===== Document text =====
Soul Deep Beauty: Fighting for Our True Worth in a World Demanding Flawless: A Q&A with Melissa L. Johnson
**Content warning: This is one person’s story; everyone will have unique experiences in recovery and beyond. Some stories may mention eating disorder thoughts, behaviors, and symptoms. Please use your discretion when reading and speak with your support system as needed.
Melissa L. Johnson is a licensed marriage and family therapist, adjunct professor at Bethel University, and the founder of Impossible Beauty, a blog and podcast dedicated to redefining beauty as “the life of God at work in us and among us” (impossible-beauty.com). Melissa’s writing and podcast interviews seek to uncover what true beauty is, what it is not, and how we go about finding beauty in a broken world. Melissa is releasing her debut book with Bethany House publishing in June 2023, entitled Soul-Deep Beauty: Fighting for our True Worth in a World Demanding Flawless.
===== Data for analysis =====
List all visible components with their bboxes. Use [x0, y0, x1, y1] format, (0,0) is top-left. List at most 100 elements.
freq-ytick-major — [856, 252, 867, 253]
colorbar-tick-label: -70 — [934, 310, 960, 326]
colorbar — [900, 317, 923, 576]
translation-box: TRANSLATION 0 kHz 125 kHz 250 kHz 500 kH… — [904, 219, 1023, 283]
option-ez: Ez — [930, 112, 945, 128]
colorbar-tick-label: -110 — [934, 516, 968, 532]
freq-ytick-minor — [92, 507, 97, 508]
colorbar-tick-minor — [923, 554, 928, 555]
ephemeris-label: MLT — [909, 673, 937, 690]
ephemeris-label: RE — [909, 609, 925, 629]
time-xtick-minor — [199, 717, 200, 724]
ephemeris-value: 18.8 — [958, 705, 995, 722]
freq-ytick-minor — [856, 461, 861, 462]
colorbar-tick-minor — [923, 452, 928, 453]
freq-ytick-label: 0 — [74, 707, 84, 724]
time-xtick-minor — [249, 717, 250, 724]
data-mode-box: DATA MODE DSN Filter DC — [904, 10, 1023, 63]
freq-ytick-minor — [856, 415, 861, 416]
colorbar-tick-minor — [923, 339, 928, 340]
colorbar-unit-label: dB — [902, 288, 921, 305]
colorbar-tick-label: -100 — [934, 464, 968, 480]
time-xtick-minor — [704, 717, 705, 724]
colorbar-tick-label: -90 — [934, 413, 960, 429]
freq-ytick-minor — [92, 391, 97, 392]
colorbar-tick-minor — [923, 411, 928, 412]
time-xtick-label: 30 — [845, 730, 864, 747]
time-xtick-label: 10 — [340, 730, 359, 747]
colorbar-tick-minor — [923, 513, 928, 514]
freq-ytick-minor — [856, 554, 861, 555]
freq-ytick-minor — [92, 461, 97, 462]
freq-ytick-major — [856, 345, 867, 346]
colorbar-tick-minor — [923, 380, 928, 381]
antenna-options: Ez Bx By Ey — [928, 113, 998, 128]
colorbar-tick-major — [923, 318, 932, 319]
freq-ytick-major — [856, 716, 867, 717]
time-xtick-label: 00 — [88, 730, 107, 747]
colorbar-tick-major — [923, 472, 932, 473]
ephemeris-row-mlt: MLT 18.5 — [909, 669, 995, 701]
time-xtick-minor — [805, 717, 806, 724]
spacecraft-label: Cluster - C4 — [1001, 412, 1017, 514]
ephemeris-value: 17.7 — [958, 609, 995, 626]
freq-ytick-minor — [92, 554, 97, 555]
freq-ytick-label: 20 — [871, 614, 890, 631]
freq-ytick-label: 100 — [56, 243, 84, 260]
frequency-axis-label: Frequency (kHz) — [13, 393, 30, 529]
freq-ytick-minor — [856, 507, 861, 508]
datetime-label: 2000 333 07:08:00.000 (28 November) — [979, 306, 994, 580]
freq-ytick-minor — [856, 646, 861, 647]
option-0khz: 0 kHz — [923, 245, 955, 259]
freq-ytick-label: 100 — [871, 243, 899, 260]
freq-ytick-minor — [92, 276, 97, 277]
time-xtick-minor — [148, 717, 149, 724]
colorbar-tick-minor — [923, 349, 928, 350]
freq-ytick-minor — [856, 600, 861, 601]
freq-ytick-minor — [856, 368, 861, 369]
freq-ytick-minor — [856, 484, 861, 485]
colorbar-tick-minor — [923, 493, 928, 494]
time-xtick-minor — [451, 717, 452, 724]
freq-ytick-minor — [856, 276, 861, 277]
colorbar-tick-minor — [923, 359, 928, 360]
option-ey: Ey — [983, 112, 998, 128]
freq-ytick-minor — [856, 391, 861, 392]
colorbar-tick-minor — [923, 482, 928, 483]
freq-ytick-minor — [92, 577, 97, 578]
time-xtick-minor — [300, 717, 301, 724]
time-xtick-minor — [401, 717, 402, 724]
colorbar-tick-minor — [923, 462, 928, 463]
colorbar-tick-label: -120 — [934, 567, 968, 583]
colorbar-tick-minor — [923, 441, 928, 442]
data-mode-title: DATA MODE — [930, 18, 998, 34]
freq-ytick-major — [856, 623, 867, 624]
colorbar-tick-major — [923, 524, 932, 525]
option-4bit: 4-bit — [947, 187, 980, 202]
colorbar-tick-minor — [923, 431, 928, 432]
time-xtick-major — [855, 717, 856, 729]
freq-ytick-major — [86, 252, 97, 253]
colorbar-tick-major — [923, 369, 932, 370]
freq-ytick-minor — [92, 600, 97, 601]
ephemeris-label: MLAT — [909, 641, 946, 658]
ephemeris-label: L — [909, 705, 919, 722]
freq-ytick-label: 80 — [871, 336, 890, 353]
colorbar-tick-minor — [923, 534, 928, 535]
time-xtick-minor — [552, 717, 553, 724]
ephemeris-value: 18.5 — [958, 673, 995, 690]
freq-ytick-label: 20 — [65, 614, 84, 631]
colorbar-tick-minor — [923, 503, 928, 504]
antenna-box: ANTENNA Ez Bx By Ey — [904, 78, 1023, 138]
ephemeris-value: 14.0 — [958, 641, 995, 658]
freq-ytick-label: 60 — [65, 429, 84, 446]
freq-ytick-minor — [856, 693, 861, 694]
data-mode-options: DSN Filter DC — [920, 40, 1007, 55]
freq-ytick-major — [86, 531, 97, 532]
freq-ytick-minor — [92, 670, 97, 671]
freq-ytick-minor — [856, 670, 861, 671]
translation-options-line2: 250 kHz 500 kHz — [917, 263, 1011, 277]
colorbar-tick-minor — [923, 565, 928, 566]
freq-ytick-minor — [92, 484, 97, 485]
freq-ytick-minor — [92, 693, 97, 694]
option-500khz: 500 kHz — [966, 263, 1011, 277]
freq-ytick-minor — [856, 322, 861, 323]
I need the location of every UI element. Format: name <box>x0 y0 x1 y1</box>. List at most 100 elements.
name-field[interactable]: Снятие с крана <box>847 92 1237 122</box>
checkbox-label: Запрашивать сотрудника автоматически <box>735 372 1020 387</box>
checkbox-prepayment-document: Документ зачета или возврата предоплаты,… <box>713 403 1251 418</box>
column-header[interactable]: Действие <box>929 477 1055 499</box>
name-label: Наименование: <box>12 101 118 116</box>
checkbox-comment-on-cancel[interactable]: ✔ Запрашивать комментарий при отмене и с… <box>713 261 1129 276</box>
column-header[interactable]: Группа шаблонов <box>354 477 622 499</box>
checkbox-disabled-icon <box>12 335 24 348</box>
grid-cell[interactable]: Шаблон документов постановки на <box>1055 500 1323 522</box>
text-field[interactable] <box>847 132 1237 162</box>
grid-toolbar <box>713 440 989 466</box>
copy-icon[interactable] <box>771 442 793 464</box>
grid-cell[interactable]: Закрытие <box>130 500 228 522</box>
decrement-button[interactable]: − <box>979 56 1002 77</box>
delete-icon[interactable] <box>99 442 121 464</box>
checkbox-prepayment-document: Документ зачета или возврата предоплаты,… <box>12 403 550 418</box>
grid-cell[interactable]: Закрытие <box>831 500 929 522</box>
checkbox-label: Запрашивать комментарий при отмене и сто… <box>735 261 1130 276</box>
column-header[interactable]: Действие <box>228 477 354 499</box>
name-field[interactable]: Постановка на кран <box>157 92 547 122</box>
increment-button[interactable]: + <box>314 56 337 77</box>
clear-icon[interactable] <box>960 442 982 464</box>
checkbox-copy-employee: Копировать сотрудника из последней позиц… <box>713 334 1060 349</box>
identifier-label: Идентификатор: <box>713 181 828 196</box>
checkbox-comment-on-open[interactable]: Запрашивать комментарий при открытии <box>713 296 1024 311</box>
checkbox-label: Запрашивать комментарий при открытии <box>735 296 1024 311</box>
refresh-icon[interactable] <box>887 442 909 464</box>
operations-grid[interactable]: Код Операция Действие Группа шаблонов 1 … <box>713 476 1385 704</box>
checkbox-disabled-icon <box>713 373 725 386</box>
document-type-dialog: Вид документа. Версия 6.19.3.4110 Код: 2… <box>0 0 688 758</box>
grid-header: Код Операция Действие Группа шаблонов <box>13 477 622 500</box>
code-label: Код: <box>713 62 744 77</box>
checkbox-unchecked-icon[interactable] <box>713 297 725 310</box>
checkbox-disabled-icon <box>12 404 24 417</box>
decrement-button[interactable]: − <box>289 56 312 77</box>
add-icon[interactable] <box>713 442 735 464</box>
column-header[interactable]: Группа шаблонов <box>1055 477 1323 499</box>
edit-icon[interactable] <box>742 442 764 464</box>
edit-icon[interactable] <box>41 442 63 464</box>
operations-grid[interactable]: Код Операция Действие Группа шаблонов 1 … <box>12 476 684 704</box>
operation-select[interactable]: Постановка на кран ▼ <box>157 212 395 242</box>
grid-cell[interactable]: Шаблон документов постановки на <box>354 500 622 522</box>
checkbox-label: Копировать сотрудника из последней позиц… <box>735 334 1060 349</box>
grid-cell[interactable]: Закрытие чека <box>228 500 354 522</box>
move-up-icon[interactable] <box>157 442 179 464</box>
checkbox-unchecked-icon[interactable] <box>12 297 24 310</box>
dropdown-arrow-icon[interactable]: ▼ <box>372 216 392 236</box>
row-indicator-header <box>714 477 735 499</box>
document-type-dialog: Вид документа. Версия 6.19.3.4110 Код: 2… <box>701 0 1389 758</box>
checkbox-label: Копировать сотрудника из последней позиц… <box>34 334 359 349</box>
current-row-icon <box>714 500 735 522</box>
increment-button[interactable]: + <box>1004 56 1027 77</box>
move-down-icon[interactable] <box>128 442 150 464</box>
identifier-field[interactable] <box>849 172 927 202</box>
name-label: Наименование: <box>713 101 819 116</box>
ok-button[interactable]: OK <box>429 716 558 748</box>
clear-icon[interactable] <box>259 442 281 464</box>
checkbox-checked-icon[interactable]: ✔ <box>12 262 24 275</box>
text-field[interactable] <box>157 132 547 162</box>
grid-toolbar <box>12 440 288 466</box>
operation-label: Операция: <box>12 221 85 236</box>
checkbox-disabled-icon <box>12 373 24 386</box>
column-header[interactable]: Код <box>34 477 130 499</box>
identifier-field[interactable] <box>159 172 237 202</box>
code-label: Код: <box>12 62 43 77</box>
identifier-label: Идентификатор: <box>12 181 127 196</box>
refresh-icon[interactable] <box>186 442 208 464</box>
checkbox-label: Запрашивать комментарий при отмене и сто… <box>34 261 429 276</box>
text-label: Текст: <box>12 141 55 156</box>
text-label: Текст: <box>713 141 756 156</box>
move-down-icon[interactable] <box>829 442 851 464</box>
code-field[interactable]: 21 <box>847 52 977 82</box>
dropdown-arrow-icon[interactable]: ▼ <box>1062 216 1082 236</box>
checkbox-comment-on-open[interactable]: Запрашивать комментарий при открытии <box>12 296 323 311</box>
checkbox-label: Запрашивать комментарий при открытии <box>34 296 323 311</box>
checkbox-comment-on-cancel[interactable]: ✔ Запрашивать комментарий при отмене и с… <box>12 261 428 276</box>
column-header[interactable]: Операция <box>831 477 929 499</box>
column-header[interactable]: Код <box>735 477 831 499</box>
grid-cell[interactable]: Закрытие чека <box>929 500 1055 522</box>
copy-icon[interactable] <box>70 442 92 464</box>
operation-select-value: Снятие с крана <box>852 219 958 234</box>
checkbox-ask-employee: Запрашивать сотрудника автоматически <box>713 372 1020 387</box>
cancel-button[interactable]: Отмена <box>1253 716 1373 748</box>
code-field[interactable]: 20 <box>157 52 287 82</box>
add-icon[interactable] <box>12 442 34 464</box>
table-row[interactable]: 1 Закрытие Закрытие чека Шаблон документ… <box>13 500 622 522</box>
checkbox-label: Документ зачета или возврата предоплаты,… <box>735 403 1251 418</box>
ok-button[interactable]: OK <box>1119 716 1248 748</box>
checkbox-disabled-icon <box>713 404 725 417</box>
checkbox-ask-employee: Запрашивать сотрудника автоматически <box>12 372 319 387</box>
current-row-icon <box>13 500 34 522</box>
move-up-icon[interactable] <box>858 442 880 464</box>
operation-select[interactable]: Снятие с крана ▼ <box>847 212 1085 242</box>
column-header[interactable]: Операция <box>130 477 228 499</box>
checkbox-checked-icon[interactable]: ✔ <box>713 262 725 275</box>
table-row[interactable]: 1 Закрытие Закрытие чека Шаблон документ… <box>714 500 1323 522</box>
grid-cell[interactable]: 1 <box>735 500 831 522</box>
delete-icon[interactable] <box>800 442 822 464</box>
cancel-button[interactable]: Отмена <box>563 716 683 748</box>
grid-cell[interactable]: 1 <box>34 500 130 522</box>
=====
> Exercise tasks
**1)** In the introduction to the Melissa L. Johnson Q&A, what roles is she described as holding? List each one.
**2)** Please pick up the introduction to the Melissa L. Johnson Q&A after its last sentence and continue writing it.

> Task-by-task answers
**1)**
- Licensed marriage and family therapist
- Adjunct professor at Bethel University
- Founder of Impossible Beauty, a blog and podcast

**2)**
In this blog, Melissa tells us about her new book, Soul Deep Beauty: Fighting for Our True Worth in a World Demanding Flawless, how her eating disorder inspired her to reconsider her definition of beauty, and how others can join her in deconstructing harmful societal beauty ideals.
Tell us about Soul Deep Beauty: Fighting for Our True Worth in a World Demanding Flawless!
My book is about how my journey with an eating disorder caused me to redefine beauty in a way that brings about thriving versus societal definitions that bring about shame and disintegration. In the book, I invite women to see that we are being sold a broken brand of beauty that is breaking us. I also introduce them to my working definition of beauty as “the life of God at work in us and among us,” and how this new definition causes our souls and relationships with ourselves, others, and the world around us to thrive.
Describe the process of writing your book.
I wrote the first pages of the manuscript toward the end of my own journey in intensive eating disorder treatment. I wasn’t planning for this writing to be the first pages of my book manuscript, but I had this message burning inside of me and had to get it out. I was disillusioned and angry that beauty had been turned against us — against me — and wanted to name what I was seeing and noticing.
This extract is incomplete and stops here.